## Your instructions
Transcribe each entry below exactly. Pictures do not go in the copy.

-- START OF Materials provided --

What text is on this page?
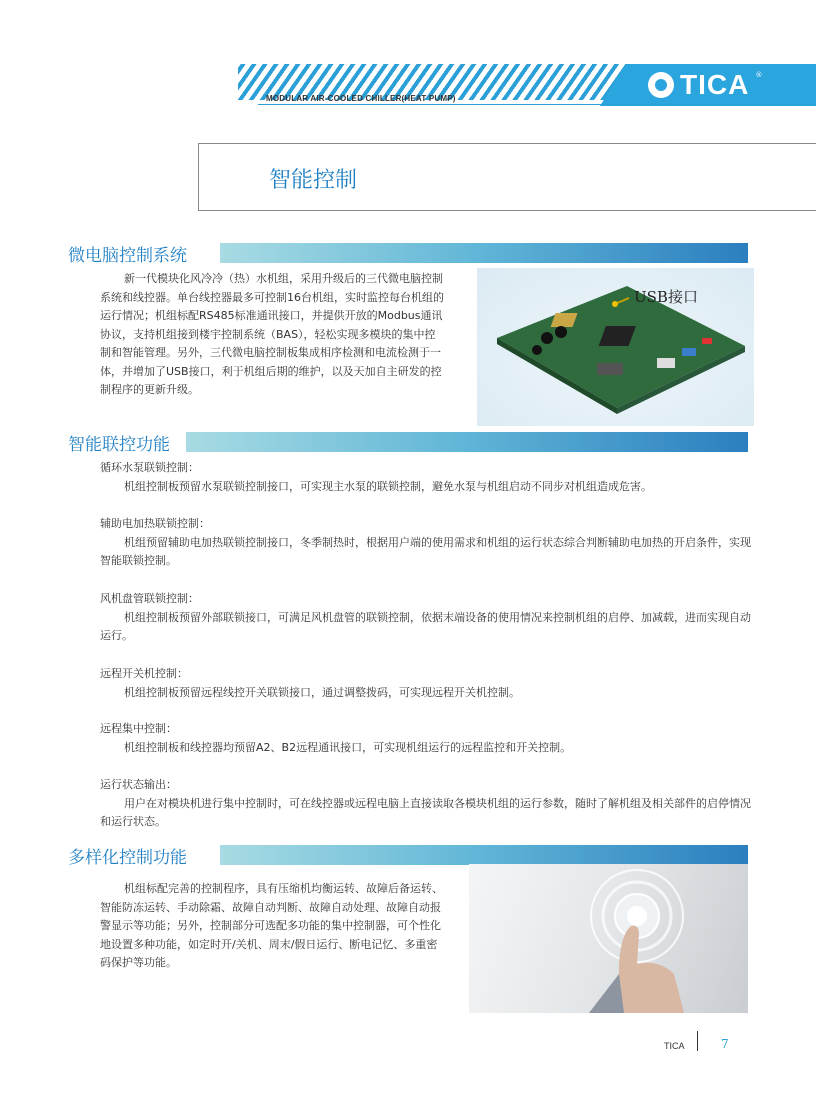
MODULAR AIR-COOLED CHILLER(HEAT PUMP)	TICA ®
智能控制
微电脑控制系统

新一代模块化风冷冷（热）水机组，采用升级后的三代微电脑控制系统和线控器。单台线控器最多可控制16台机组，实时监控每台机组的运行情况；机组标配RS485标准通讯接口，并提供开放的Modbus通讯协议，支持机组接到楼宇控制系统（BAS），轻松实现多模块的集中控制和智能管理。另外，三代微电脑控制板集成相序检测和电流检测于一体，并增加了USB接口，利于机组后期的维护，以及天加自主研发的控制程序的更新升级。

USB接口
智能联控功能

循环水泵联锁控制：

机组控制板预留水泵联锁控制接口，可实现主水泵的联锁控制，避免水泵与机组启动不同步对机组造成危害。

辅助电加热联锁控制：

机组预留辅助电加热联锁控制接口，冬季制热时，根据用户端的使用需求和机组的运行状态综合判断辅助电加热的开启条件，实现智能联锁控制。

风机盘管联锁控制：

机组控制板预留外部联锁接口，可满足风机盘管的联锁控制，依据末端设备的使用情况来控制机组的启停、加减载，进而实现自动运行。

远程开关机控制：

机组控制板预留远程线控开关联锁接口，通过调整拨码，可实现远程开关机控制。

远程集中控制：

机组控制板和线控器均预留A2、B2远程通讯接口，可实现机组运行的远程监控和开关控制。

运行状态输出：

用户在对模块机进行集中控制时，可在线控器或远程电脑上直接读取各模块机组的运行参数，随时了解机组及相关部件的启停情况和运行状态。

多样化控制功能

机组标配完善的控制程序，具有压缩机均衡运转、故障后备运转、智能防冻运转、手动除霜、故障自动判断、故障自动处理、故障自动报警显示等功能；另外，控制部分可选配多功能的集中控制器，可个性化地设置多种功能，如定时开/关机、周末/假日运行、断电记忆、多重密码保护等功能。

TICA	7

-- END OF Materials provided --

## Task result
What text is on this page?
MODULAR AIR-COOLED CHILLER(HEAT PUMP)	TICA ®
智能控制
微电脑控制系统

新一代模块化风冷冷（热）水机组，采用升级后的三代微电脑控制系统和线控器。单台线控器最多可控制16台机组，实时监控每台机组的运行情况；机组标配RS485标准通讯接口，并提供开放的Modbus通讯协议，支持机组接到楼宇控制系统（BAS），轻松实现多模块的集中控制和智能管理。另外，三代微电脑控制板集成相序检测和电流检测于一体，并增加了USB接口，利于机组后期的维护，以及天加自主研发的控制程序的更新升级。

USB接口
智能联控功能

循环水泵联锁控制：

机组控制板预留水泵联锁控制接口，可实现主水泵的联锁控制，避免水泵与机组启动不同步对机组造成危害。

辅助电加热联锁控制：

机组预留辅助电加热联锁控制接口，冬季制热时，根据用户端的使用需求和机组的运行状态综合判断辅助电加热的开启条件，实现智能联锁控制。

风机盘管联锁控制：

机组控制板预留外部联锁接口，可满足风机盘管的联锁控制，依据末端设备的使用情况来控制机组的启停、加减载，进而实现自动运行。

远程开关机控制：

机组控制板预留远程线控开关联锁接口，通过调整拨码，可实现远程开关机控制。

远程集中控制：

机组控制板和线控器均预留A2、B2远程通讯接口，可实现机组运行的远程监控和开关控制。

运行状态输出：

用户在对模块机进行集中控制时，可在线控器或远程电脑上直接读取各模块机组的运行参数，随时了解机组及相关部件的启停情况和运行状态。

多样化控制功能

机组标配完善的控制程序，具有压缩机均衡运转、故障后备运转、智能防冻运转、手动除霜、故障自动判断、故障自动处理、故障自动报警显示等功能；另外，控制部分可选配多功能的集中控制器，可个性化地设置多种功能，如定时开/关机、周末/假日运行、断电记忆、多重密码保护等功能。

TICA	7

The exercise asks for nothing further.